• Given passage:

====

Due to these constraints PA is at present operating on a zonal rather than a completely site-specific basis. As VRT improves and the capital cost of entering PA decreases, the minimum size of management zone needed to effectively implement PA will decrease till eventually a truly site-specific management regime is possible. Until this occurs there is need to be able to quantify both the variability of a production system and the size of the minimum manageable zone (MMZ). If the variability in the production system dictates management zones smaller than the MMZ than PA is not relevant to the system. At the present time (but may be in future). It will be interesting to see how the concept of the management zone develops and to see how it compares with the concept of terroir.


Precision Agriculture: Transition

Level of management, info content, environmental concern

Precision Agriculture: The Concept Wheel

Eventually can be applied to the entire spectrum of agricultural system for both quality & quantity control


Present Scenario
Though precision farming is very much talked about in developed countries, it is still at a very nascent stage in developing countries, including India. Space Application center, ISRO, in collaboration with Central Potato Research Institute, Shimla, has initiated a study on exploring the role remote sensing for precision farming.

====

• Work to complete:
1) According to the precision agriculture passage, which two organizations collaborated on a study of the role of remote sensing for precision farming?
2) State whether each statement agrees with the precision agriculture passage, and support each answer with the deciding words of the passage, quoted exactly.
(a) Precision agriculture presently operates on a zonal basis rather than a completely site-specific one.
(b) Precision farming has reached an advanced stage in India.
(c) As the capital cost of entering precision agriculture decreases, the minimum size of management zone needed to implement it effectively will increase.
The records that follow the text come from a separate source.

[Data items]
====

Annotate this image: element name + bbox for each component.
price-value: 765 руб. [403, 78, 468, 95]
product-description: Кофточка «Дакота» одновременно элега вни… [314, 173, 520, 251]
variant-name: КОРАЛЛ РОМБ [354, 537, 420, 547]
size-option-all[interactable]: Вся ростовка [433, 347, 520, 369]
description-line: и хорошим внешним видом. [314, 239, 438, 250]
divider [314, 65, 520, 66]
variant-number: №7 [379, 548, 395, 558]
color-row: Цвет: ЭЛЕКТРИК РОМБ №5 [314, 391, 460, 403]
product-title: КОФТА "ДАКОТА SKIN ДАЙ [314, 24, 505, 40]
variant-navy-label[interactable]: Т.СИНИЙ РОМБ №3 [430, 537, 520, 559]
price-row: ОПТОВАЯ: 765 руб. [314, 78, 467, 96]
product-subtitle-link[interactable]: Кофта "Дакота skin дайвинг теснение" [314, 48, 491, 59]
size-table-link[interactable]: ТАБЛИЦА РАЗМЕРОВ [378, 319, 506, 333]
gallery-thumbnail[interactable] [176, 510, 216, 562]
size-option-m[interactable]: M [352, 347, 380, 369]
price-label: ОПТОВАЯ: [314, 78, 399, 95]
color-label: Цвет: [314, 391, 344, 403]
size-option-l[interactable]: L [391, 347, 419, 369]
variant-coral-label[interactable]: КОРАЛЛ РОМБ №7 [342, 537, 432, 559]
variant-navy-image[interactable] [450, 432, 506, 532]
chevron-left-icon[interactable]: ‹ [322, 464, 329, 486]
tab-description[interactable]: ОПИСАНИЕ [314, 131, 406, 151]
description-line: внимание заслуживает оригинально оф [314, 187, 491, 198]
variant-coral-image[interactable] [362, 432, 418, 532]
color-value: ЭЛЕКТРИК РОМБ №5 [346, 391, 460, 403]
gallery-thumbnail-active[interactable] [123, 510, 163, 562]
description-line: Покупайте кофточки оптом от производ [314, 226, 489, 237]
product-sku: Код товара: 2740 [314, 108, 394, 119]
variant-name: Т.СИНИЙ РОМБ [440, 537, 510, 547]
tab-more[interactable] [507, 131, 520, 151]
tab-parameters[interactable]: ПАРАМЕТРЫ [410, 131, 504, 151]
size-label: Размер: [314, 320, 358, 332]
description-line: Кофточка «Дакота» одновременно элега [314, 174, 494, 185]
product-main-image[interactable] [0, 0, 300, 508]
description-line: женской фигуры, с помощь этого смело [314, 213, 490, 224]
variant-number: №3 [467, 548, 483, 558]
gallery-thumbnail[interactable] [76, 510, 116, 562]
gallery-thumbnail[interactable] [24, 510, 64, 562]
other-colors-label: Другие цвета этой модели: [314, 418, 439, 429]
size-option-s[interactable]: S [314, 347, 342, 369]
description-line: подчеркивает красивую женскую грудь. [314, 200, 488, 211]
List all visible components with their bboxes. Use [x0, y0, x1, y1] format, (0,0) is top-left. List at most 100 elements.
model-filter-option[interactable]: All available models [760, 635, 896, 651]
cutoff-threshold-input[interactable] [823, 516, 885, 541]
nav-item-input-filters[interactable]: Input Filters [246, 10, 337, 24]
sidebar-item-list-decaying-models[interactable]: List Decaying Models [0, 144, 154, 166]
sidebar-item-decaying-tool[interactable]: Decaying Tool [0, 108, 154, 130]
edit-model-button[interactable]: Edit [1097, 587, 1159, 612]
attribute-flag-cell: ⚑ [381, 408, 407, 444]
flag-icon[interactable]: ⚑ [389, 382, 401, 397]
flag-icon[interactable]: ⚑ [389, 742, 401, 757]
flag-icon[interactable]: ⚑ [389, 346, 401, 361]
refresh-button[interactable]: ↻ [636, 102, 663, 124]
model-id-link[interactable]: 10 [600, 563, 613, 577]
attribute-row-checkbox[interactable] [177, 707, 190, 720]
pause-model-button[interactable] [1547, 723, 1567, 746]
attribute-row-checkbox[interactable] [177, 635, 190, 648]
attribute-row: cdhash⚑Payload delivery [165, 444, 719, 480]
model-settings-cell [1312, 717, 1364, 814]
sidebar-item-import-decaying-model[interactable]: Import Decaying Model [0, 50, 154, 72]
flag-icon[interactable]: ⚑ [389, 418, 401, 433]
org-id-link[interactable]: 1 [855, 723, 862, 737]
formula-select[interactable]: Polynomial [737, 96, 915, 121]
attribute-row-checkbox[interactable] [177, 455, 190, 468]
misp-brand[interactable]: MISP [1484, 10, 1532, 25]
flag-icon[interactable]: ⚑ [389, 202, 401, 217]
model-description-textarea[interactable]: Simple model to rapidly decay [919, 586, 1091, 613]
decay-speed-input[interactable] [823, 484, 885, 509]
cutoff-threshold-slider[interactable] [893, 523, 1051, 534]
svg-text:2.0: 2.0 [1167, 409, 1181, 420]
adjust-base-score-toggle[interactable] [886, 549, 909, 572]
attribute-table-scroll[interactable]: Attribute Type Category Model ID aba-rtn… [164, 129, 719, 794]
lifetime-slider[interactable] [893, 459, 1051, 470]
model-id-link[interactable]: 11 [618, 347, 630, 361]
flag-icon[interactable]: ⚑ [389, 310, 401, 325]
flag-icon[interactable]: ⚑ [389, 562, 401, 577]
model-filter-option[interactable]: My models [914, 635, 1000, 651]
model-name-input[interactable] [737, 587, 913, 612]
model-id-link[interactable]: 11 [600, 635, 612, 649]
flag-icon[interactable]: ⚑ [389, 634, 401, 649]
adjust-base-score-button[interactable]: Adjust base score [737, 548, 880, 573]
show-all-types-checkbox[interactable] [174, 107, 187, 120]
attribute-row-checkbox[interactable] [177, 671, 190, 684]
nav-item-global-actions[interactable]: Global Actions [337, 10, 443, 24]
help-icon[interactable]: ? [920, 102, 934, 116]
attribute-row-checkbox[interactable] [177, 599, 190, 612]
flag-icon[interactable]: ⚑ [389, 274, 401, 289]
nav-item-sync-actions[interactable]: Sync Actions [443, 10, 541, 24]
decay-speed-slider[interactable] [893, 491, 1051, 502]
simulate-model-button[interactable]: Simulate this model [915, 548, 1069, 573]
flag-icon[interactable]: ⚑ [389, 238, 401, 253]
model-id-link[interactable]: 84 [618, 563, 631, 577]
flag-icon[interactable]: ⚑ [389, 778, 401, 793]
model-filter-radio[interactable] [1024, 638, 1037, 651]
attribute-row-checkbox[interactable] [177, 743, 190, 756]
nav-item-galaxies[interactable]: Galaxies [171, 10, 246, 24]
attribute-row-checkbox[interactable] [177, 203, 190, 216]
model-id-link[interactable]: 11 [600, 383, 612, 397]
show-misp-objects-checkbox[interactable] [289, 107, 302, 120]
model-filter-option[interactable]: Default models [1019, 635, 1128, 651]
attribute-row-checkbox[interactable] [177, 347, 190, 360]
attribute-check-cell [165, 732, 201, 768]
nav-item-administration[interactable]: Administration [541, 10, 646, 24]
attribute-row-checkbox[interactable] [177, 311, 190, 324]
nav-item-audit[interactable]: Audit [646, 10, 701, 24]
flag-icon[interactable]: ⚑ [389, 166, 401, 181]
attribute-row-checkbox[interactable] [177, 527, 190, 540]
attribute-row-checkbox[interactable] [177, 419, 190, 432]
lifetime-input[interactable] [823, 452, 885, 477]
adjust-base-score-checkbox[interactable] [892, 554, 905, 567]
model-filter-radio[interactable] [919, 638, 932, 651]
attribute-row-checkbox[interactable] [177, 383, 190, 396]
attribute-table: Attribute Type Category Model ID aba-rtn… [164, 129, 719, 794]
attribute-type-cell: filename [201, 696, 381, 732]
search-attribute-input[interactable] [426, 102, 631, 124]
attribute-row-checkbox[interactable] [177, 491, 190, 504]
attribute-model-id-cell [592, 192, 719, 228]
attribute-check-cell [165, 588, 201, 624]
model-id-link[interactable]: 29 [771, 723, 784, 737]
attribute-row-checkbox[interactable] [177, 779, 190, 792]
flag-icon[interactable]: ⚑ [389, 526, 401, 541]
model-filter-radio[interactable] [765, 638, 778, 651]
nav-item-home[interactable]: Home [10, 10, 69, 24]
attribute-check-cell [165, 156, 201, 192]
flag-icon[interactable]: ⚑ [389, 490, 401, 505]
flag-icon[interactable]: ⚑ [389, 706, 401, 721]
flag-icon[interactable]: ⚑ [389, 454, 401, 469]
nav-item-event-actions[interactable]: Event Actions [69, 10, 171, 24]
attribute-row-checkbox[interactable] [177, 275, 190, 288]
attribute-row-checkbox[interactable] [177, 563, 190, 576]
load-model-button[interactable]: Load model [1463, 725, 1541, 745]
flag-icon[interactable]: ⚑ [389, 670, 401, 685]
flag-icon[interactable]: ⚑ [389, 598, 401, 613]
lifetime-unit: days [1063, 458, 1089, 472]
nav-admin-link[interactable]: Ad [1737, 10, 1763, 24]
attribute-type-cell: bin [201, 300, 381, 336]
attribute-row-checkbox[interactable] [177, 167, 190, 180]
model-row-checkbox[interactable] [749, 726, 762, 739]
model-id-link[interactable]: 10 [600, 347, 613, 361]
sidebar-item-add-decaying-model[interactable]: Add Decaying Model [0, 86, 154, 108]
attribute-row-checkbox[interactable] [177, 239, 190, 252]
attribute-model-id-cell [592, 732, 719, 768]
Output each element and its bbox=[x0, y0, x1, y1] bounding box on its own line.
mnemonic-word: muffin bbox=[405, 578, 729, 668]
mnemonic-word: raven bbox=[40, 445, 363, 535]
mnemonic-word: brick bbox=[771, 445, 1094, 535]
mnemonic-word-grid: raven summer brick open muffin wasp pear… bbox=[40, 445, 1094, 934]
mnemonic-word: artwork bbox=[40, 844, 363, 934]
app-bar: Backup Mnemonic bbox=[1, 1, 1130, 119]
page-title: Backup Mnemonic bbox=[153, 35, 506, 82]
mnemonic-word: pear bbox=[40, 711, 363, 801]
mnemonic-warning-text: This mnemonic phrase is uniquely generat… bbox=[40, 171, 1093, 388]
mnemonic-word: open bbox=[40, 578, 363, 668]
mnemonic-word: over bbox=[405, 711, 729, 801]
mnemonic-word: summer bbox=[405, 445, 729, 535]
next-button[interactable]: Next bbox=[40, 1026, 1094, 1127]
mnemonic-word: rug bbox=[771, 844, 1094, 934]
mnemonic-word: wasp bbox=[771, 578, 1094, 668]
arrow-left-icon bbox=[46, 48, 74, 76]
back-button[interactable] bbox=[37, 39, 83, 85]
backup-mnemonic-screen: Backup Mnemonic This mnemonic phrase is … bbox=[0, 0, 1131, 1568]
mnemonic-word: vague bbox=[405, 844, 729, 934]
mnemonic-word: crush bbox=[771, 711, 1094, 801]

====

• Exercise results:
1) Space Application center, ISRO, and Central Potato Research Institute, Shimla.

2)
(a) Yes: "Due to these constraints PA is at present operating on a zonal rather than a completely site-specific basis."
(b) No: "it is still at a very nascent stage in developing countries, including India."
(c) No: "the minimum size of management zone needed to effectively implement PA will decrease"